◆ **Input**:
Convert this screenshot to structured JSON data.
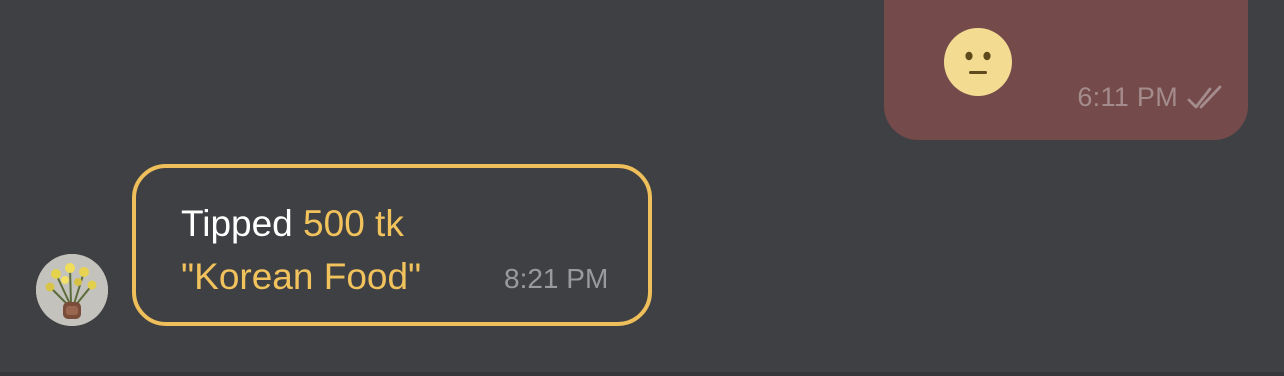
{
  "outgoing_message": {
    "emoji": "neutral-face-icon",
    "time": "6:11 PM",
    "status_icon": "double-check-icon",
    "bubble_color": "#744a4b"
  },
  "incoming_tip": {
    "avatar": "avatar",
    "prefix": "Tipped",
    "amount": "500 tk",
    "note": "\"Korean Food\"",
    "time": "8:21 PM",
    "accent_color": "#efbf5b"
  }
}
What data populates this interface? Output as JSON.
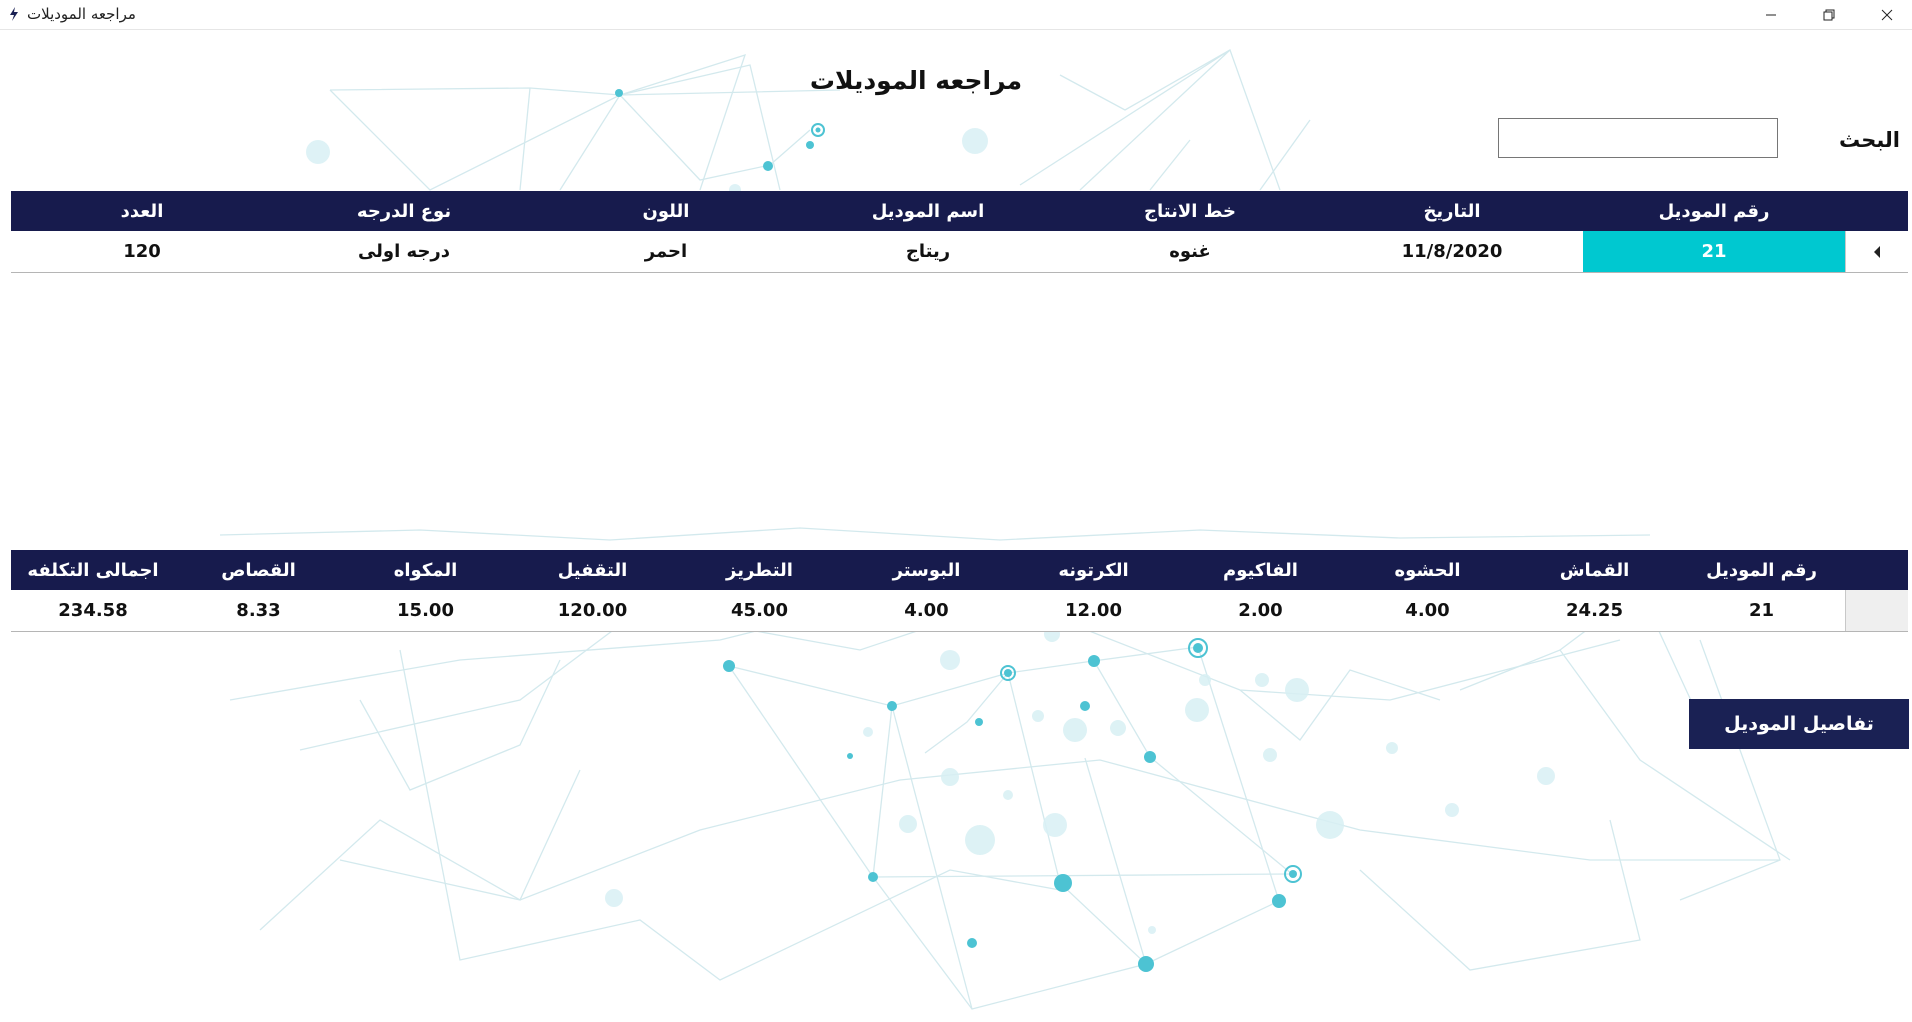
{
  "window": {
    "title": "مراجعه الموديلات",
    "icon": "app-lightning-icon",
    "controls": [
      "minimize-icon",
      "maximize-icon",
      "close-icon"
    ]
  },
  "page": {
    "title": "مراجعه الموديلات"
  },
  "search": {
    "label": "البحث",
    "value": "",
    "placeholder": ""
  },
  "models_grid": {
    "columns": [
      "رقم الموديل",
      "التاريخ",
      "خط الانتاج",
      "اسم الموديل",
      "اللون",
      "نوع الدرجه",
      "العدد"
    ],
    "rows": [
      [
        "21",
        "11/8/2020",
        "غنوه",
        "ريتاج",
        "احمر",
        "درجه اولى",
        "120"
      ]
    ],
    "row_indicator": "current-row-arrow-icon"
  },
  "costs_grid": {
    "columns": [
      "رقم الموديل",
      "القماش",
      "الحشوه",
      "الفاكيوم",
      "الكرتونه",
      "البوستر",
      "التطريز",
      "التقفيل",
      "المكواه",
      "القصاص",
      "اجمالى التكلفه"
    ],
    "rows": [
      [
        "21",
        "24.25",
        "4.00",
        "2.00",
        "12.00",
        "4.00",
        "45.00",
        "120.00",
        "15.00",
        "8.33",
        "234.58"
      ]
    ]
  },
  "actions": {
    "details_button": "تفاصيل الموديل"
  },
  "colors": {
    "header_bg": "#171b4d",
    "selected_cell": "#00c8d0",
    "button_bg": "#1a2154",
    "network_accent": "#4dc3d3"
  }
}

◆ **Task instructions**: Check each line of the entries above, and show every one holding the word "الموديلات".

◆ **Answer to this task**:
    "title": "مراجعه الموديلات",
    "title": "مراجعه الموديلات"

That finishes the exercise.